• _Problem description_:
Pick out all lines with the word "watermark" from the records that follow.

Data records
##########

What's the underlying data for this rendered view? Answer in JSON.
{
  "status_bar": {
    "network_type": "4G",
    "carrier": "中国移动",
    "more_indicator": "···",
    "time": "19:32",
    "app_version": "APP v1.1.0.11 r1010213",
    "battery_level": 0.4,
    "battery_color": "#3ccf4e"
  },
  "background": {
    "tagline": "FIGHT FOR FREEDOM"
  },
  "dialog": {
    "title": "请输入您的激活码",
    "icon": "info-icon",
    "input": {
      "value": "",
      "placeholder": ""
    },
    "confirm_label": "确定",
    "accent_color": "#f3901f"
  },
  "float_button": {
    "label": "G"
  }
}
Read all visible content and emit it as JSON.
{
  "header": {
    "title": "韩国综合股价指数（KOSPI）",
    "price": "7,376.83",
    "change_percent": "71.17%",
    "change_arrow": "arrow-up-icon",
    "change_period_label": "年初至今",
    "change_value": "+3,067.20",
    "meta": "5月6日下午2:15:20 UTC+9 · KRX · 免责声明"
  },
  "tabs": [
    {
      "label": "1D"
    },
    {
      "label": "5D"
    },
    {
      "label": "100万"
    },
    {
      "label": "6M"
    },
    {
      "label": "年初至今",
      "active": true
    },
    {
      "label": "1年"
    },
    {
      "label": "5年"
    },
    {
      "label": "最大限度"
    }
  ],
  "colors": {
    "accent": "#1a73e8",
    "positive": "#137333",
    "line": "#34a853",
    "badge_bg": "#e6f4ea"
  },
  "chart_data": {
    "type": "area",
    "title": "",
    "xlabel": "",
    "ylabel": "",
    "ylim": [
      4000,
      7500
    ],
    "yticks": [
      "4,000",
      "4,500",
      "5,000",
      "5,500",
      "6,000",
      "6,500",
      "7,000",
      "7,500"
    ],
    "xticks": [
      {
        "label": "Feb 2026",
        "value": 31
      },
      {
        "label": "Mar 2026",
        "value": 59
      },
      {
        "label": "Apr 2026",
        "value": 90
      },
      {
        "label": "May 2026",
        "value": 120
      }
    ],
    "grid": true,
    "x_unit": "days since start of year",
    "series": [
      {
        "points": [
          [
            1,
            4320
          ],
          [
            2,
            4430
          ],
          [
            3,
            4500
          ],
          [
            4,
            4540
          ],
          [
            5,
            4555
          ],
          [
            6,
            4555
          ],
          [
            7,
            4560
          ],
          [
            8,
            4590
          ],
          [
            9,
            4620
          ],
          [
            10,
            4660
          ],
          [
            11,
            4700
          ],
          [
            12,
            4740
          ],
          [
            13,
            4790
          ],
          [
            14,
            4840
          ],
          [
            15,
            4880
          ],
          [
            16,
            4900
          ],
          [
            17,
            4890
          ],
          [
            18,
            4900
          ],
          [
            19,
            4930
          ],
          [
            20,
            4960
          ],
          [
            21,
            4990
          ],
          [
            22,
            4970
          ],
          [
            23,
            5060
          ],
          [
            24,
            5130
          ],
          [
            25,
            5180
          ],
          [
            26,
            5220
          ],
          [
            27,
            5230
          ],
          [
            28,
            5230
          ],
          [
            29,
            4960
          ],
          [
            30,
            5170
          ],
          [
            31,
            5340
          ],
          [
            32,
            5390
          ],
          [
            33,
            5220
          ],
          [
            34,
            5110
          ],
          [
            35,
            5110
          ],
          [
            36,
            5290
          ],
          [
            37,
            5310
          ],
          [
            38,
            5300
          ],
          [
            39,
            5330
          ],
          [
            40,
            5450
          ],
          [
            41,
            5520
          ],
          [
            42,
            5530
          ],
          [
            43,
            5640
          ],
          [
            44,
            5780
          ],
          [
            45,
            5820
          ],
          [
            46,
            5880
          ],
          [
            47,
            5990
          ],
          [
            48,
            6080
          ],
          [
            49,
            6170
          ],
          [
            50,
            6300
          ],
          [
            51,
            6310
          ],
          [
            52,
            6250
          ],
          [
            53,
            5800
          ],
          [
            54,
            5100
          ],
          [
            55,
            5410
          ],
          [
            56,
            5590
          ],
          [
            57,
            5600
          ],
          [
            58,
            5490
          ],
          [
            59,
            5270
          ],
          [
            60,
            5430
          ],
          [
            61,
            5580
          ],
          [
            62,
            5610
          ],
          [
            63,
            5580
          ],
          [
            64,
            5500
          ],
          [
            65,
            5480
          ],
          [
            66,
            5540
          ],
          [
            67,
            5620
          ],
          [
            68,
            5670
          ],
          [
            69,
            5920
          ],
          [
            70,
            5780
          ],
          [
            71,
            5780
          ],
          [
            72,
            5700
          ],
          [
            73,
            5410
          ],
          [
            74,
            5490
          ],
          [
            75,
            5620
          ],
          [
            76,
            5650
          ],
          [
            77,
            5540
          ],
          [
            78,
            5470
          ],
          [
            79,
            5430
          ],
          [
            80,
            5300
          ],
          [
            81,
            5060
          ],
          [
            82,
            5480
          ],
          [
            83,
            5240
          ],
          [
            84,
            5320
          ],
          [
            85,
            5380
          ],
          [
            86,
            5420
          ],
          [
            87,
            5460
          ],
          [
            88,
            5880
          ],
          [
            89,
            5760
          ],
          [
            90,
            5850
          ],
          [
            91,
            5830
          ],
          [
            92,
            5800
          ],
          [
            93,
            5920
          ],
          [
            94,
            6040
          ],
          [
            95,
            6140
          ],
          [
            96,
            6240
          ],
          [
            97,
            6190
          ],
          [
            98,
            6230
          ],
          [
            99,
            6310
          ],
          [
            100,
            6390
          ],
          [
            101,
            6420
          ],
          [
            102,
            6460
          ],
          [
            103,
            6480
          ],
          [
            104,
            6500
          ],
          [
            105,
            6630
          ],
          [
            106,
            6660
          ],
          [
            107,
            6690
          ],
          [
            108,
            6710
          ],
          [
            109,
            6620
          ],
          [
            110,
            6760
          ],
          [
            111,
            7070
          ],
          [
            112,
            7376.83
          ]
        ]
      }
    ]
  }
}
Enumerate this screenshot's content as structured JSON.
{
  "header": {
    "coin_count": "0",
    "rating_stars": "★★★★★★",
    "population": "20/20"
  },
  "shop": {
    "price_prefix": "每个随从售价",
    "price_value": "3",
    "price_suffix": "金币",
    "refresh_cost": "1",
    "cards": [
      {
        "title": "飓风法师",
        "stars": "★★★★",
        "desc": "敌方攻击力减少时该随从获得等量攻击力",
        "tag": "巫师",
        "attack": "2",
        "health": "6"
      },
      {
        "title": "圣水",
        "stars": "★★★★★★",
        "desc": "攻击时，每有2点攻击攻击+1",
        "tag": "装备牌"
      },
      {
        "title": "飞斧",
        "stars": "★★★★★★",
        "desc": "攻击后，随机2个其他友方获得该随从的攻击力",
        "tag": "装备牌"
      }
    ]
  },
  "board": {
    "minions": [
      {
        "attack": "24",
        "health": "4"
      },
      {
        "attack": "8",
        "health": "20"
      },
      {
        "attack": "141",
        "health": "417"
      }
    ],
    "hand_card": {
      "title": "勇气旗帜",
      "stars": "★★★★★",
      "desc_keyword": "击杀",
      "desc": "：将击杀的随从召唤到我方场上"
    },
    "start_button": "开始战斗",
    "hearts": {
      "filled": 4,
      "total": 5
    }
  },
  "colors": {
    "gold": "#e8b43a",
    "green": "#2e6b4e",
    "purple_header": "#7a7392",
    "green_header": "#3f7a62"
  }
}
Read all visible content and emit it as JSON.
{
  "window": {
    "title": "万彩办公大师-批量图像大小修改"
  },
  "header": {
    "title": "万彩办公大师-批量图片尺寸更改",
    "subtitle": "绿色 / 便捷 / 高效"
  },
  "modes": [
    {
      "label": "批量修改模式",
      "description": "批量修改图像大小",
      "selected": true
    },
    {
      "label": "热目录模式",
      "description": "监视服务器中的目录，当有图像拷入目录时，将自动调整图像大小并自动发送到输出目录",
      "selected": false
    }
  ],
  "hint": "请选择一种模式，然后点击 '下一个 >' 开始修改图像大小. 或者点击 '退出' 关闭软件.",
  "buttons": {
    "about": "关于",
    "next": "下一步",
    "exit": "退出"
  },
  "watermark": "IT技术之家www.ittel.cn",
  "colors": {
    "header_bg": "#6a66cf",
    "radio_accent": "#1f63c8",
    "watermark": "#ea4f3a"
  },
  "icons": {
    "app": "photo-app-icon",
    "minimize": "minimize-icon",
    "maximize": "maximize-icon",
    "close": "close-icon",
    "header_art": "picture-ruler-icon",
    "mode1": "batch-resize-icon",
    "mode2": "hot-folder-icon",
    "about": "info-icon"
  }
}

##########

• _In response_:
  "watermark": "IT技术之家www.ittel.cn",
    "watermark": "#ea4f3a"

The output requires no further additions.